Your instructions
Provide the data again in its entirety, exactly as given.

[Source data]
>>

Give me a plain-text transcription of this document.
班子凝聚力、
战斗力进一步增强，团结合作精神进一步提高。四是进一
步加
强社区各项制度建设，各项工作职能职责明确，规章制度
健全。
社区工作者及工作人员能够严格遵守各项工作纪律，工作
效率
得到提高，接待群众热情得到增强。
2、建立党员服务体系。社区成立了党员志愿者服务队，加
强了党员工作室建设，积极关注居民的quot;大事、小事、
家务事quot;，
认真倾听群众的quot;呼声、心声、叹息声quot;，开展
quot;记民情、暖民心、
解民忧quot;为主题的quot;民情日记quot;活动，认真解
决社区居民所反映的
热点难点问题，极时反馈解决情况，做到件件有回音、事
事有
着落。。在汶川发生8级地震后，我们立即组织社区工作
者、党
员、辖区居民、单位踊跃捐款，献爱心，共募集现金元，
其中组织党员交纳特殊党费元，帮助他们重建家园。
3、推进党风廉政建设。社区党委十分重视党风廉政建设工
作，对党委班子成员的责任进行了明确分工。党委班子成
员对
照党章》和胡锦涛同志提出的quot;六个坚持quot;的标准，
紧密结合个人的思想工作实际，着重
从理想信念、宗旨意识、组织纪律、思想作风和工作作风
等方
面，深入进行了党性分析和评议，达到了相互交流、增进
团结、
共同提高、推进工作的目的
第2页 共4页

<<

Final result
Give me a plain-text transcription of this document.
班子凝聚力、
战斗力进一步增强，团结合作精神进一步提高。四是进一
步加
强社区各项制度建设，各项工作职能职责明确，规章制度
健全。
社区工作者及工作人员能够严格遵守各项工作纪律，工作
效率
得到提高，接待群众热情得到增强。
2、建立党员服务体系。社区成立了党员志愿者服务队，加
强了党员工作室建设，积极关注居民的quot;大事、小事、
家务事quot;，
认真倾听群众的quot;呼声、心声、叹息声quot;，开展
quot;记民情、暖民心、
解民忧quot;为主题的quot;民情日记quot;活动，认真解
决社区居民所反映的
热点难点问题，极时反馈解决情况，做到件件有回音、事
事有
着落。。在汶川发生8级地震后，我们立即组织社区工作
者、党
员、辖区居民、单位踊跃捐款，献爱心，共募集现金元，
其中组织党员交纳特殊党费元，帮助他们重建家园。
3、推进党风廉政建设。社区党委十分重视党风廉政建设工
作，对党委班子成员的责任进行了明确分工。党委班子成
员对
照党章》和胡锦涛同志提出的quot;六个坚持quot;的标准，
紧密结合个人的思想工作实际，着重
从理想信念、宗旨意识、组织纪律、思想作风和工作作风
等方
面，深入进行了党性分析和评议，达到了相互交流、增进
团结、
共同提高、推进工作的目的
第2页 共4页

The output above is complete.